*Given exercise*. Wherever a line below holds the word "ylabel", copy that line.

··· Given information ···

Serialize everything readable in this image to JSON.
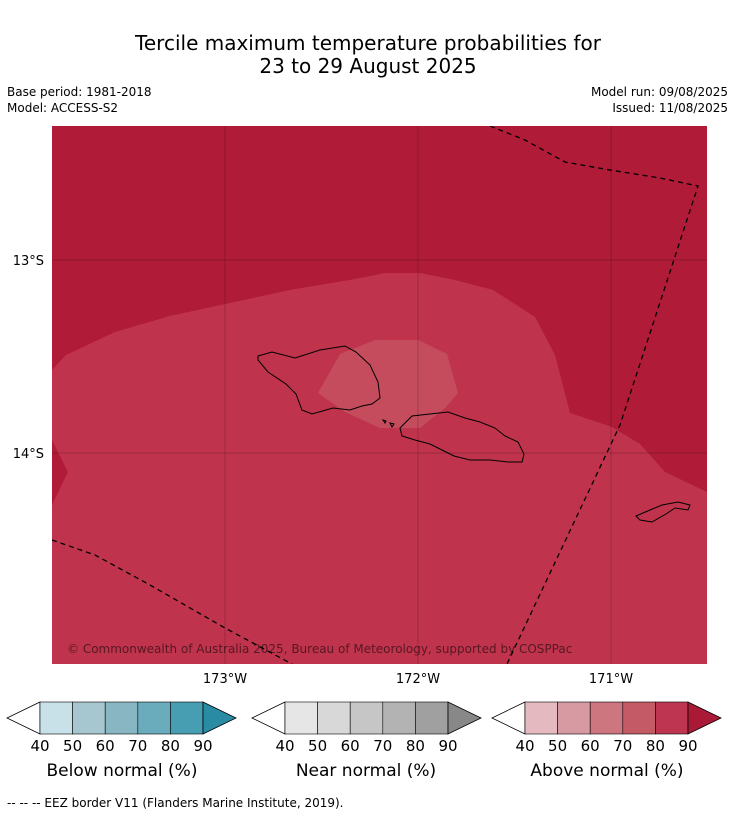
{
  "header": {
    "title_line1": "Tercile maximum temperature probabilities for",
    "title_line2": "23 to 29 August 2025",
    "base_period": "Base period: 1981-2018",
    "model": "Model: ACCESS-S2",
    "model_run": "Model run: 09/08/2025",
    "issued": "Issued: 11/08/2025"
  },
  "map": {
    "lat_labels": [
      "13°S",
      "14°S"
    ],
    "lon_labels": [
      "173°W",
      "172°W",
      "171°W"
    ],
    "copyright": "© Commonwealth of Australia 2025, Bureau of Meteorology, supported by COSPPac",
    "colors": {
      "above_90": "#b01c38",
      "above_80": "#bf344c",
      "above_70": "#c44c5d"
    }
  },
  "colorbars": [
    {
      "label": "Below normal (%)",
      "ticks": [
        "40",
        "50",
        "60",
        "70",
        "80",
        "90"
      ],
      "colors": [
        "#ffffff",
        "#c8e1e8",
        "#a6c7cf",
        "#89b6c3",
        "#6aabbc",
        "#479eb2",
        "#2a8ca4"
      ]
    },
    {
      "label": "Near normal (%)",
      "ticks": [
        "40",
        "50",
        "60",
        "70",
        "80",
        "90"
      ],
      "colors": [
        "#ffffff",
        "#e6e6e6",
        "#d8d8d8",
        "#c6c6c6",
        "#b3b3b3",
        "#a0a0a0",
        "#888888"
      ]
    },
    {
      "label": "Above normal (%)",
      "ticks": [
        "40",
        "50",
        "60",
        "70",
        "80",
        "90"
      ],
      "colors": [
        "#ffffff",
        "#e4b9c0",
        "#d79aa2",
        "#cd7680",
        "#c45a66",
        "#bd3550",
        "#aa1a36"
      ]
    }
  ],
  "footnote": "--  --  -- EEZ border V11 (Flanders Marine Institute, 2019)."
}
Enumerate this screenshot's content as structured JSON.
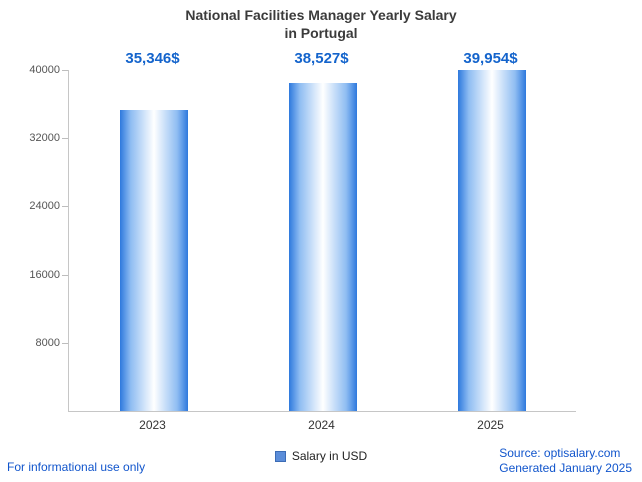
{
  "title": {
    "line1": "National Facilities Manager Yearly Salary",
    "line2": "in Portugal"
  },
  "chart_data": {
    "type": "bar",
    "title": "National Facilities Manager Yearly Salary in Portugal",
    "categories": [
      "2023",
      "2024",
      "2025"
    ],
    "values": [
      35346,
      38527,
      39954
    ],
    "value_labels": [
      "35,346$",
      "38,527$",
      "39,954$"
    ],
    "xlabel": "",
    "ylabel": "",
    "ylim": [
      0,
      40000
    ],
    "yticks": [
      40000,
      32000,
      24000,
      16000,
      8000
    ],
    "ytick_labels": [
      "40000",
      "32000",
      "24000",
      "16000",
      "8000"
    ],
    "grid": false,
    "legend": {
      "label": "Salary in USD",
      "position": "bottom"
    },
    "bar_gradient": [
      "#2e79dd",
      "#ffffff",
      "#2e79dd"
    ],
    "value_label_color": "#1464cc"
  },
  "footer": {
    "disclaimer": "For informational use only",
    "source": "Source: optisalary.com",
    "generated": "Generated January 2025"
  }
}
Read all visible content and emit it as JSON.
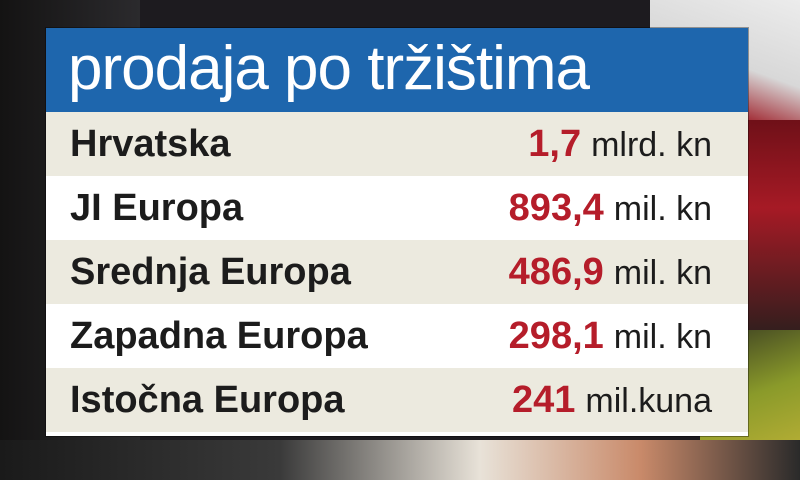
{
  "colors": {
    "header_bg": "#1e66ad",
    "header_text": "#ffffff",
    "value_text": "#b51d2a",
    "label_text": "#1c1c1c",
    "row_shade": "#eceadf",
    "row_plain": "#ffffff"
  },
  "chart_data": {
    "type": "table",
    "title": "prodaja po tržištima",
    "columns": [
      "",
      ""
    ],
    "rows": [
      {
        "region": "Hrvatska",
        "value": "1,7",
        "unit": "mlrd. kn"
      },
      {
        "region": "JI Europa",
        "value": "893,4",
        "unit": "mil. kn"
      },
      {
        "region": "Srednja Europa",
        "value": "486,9",
        "unit": "mil. kn"
      },
      {
        "region": "Zapadna Europa",
        "value": "298,1",
        "unit": "mil. kn"
      },
      {
        "region": "Istočna Europa",
        "value": "241",
        "unit": "mil.kuna"
      }
    ]
  }
}
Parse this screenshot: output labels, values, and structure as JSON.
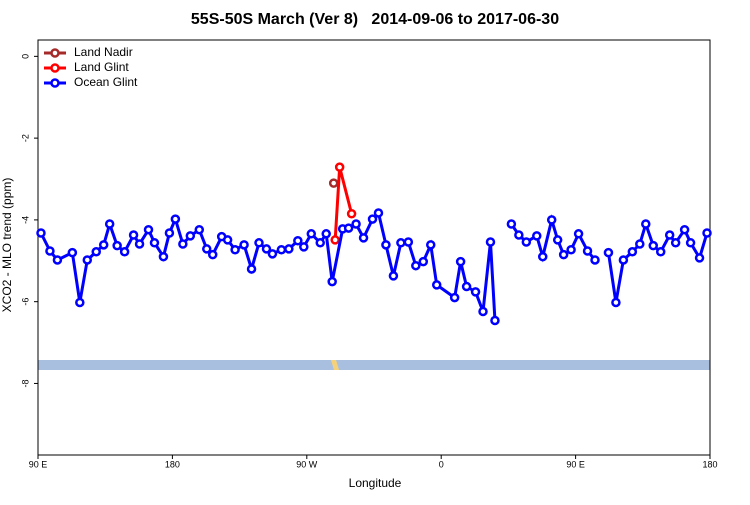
{
  "chart_data": {
    "type": "line",
    "title": "55S-50S March (Ver 8)   2014-09-06 to 2017-06-30",
    "x_label": "Longitude",
    "y_label": "XCO2 - MLO trend (ppm)",
    "xlim": [
      90,
      540
    ],
    "xticks": [
      {
        "value": 90,
        "label": "90 E"
      },
      {
        "value": 180,
        "label": "180"
      },
      {
        "value": 270,
        "label": "90 W"
      },
      {
        "value": 360,
        "label": "0"
      },
      {
        "value": 450,
        "label": "90 E"
      },
      {
        "value": 540,
        "label": "180"
      }
    ],
    "ylim": [
      -9.75,
      0.4
    ],
    "yticks": [
      0,
      -2,
      -4,
      -6,
      -8
    ],
    "legend": "top-left",
    "series": [
      {
        "name": "Land Nadir",
        "color": "#a52a2a",
        "x": [
          288
        ],
        "values": [
          -3.1
        ]
      },
      {
        "name": "Land Glint",
        "color": "#ff0000",
        "x": [
          289,
          292,
          300
        ],
        "values": [
          -4.49,
          -2.71,
          -3.85
        ]
      },
      {
        "name": "Ocean Glint",
        "color": "#0000ff",
        "x": [
          92,
          98,
          103,
          113,
          118,
          123,
          129,
          134,
          138,
          143,
          148,
          154,
          158,
          164,
          168,
          174,
          178,
          182,
          187,
          192,
          198,
          203,
          207,
          213,
          217,
          222,
          228,
          233,
          238,
          243,
          247,
          253,
          258,
          264,
          268,
          273,
          279,
          283,
          287,
          294,
          298,
          303,
          308,
          314,
          318,
          323,
          328,
          333,
          338,
          343,
          348,
          353,
          357,
          369,
          373,
          377,
          383,
          388,
          393,
          396,
          404,
          407,
          412,
          417,
          424,
          428,
          434,
          438,
          442,
          447,
          452,
          458,
          463,
          466,
          472,
          477,
          482,
          488,
          493,
          497,
          502,
          507,
          513,
          517,
          523,
          527,
          533,
          538
        ],
        "values": [
          -4.32,
          -4.76,
          -4.98,
          -4.8,
          -6.02,
          -4.98,
          -4.78,
          -4.61,
          -4.1,
          -4.63,
          -4.78,
          -4.37,
          -4.59,
          -4.24,
          -4.56,
          -4.9,
          -4.32,
          -3.98,
          -4.59,
          -4.39,
          -4.24,
          -4.71,
          -4.85,
          -4.41,
          -4.49,
          -4.73,
          -4.61,
          -5.2,
          -4.56,
          -4.71,
          -4.83,
          -4.73,
          -4.71,
          -4.51,
          -4.66,
          -4.34,
          -4.56,
          -4.34,
          -5.51,
          -4.22,
          -4.2,
          -4.1,
          -4.44,
          -3.98,
          -3.83,
          -4.61,
          -5.37,
          -4.56,
          -4.54,
          -5.12,
          -5.02,
          -4.61,
          -5.59,
          -5.9,
          -5.02,
          -5.63,
          -5.76,
          -6.24,
          -4.54,
          -6.46,
          null,
          -4.1,
          -4.37,
          -4.54,
          -4.39,
          -4.9,
          -4.0,
          -4.49,
          -4.85,
          -4.73,
          -4.34,
          -4.76,
          -4.98,
          null,
          -4.8,
          -6.02,
          -4.98,
          -4.78,
          -4.59,
          -4.1,
          -4.63,
          -4.78,
          -4.37,
          -4.56,
          -4.24,
          -4.56,
          -4.93,
          -4.32
        ]
      }
    ]
  }
}
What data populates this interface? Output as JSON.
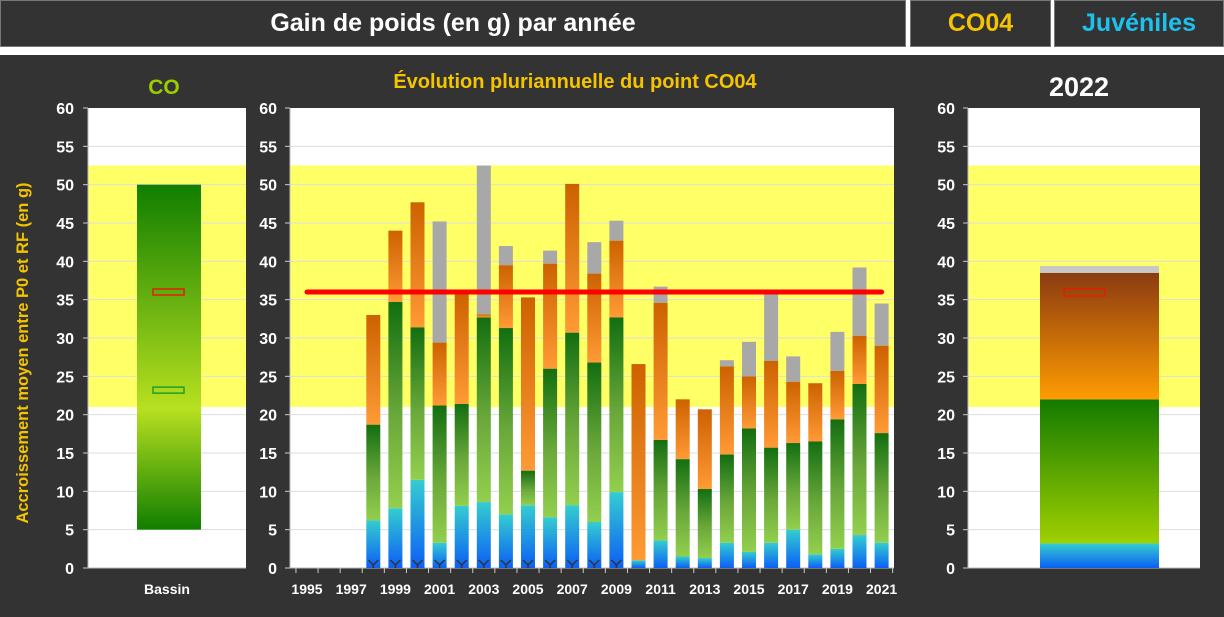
{
  "header": {
    "title": "Gain de poids (en g) par année",
    "point": "CO04",
    "category": "Juvéniles"
  },
  "colors": {
    "point": "#f5c400",
    "category": "#1ec0ee",
    "co": "#9acd00",
    "axis_label": "#f5c400",
    "band": "#ffff66",
    "reference": "#ff0000"
  },
  "chart_data": [
    {
      "type": "bar",
      "title": "CO",
      "ylabel": "Accroissement  moyen entre P0 et RF (en g)",
      "ylim": [
        0,
        60
      ],
      "yticks": [
        0,
        5,
        10,
        15,
        20,
        25,
        30,
        35,
        40,
        45,
        50,
        55,
        60
      ],
      "categories": [
        "Bassin"
      ],
      "band": [
        21,
        52.5
      ],
      "range_bar": {
        "low": 5,
        "high": 50
      },
      "markers": [
        {
          "name": "point",
          "value": 36,
          "color": "#e02000"
        },
        {
          "name": "basin",
          "value": 23.2,
          "color": "#20a020"
        }
      ]
    },
    {
      "type": "stacked-bar",
      "title": "Évolution pluriannuelle du point CO04",
      "ylim": [
        0,
        60
      ],
      "yticks": [
        0,
        5,
        10,
        15,
        20,
        25,
        30,
        35,
        40,
        45,
        50,
        55,
        60
      ],
      "xticks": [
        "1995",
        "1997",
        "1999",
        "2001",
        "2003",
        "2005",
        "2007",
        "2009",
        "2011",
        "2013",
        "2015",
        "2017",
        "2019",
        "2021"
      ],
      "band": [
        21,
        52.5
      ],
      "reference_line": 36,
      "series_names": [
        "blue",
        "green",
        "orange",
        "gray"
      ],
      "x": [
        1998,
        1999,
        2000,
        2001,
        2002,
        2003,
        2004,
        2005,
        2006,
        2007,
        2008,
        2009,
        2010,
        2011,
        2012,
        2013,
        2014,
        2015,
        2016,
        2017,
        2018,
        2019,
        2020,
        2021
      ],
      "cumulative_tops": [
        [
          6.2,
          18.7,
          33.0,
          33.0
        ],
        [
          7.8,
          34.7,
          44.0,
          44.0
        ],
        [
          11.5,
          31.4,
          47.7,
          47.7
        ],
        [
          3.3,
          21.2,
          29.4,
          45.2
        ],
        [
          8.1,
          21.4,
          35.8,
          35.8
        ],
        [
          8.6,
          32.7,
          33.1,
          52.5
        ],
        [
          7.0,
          31.3,
          39.5,
          42.0
        ],
        [
          8.2,
          12.7,
          35.3,
          35.3
        ],
        [
          6.6,
          26.0,
          39.7,
          41.4
        ],
        [
          8.2,
          30.7,
          50.1,
          50.1
        ],
        [
          6.0,
          26.8,
          38.4,
          42.5
        ],
        [
          9.9,
          32.7,
          42.7,
          45.3
        ],
        [
          1.0,
          1.0,
          26.6,
          26.6
        ],
        [
          3.6,
          16.7,
          34.6,
          36.7
        ],
        [
          1.5,
          14.2,
          22.0,
          22.0
        ],
        [
          1.3,
          10.3,
          20.7,
          20.7
        ],
        [
          3.3,
          14.8,
          26.3,
          27.1
        ],
        [
          2.1,
          18.2,
          25.0,
          29.5
        ],
        [
          3.3,
          15.7,
          27.0,
          35.8
        ],
        [
          5.0,
          16.3,
          24.3,
          27.6
        ],
        [
          1.8,
          16.5,
          24.1,
          24.1
        ],
        [
          2.5,
          19.4,
          25.7,
          30.8
        ],
        [
          4.3,
          24.0,
          30.3,
          39.2
        ],
        [
          3.3,
          17.6,
          29.0,
          34.5
        ]
      ],
      "flagged_years": [
        1998,
        1999,
        2000,
        2001,
        2002,
        2003,
        2004,
        2005,
        2006,
        2007,
        2008,
        2009
      ]
    },
    {
      "type": "stacked-bar",
      "title": "2022",
      "ylim": [
        0,
        60
      ],
      "yticks": [
        0,
        5,
        10,
        15,
        20,
        25,
        30,
        35,
        40,
        45,
        50,
        55,
        60
      ],
      "band": [
        21,
        52.5
      ],
      "cumulative_tops": [
        3.2,
        22.0,
        38.5,
        39.4
      ],
      "marker": 36
    }
  ]
}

···

*Task output*.
    "ylabel": "",
      "ylabel": "Accroissement  moyen entre P0 et RF (en g)",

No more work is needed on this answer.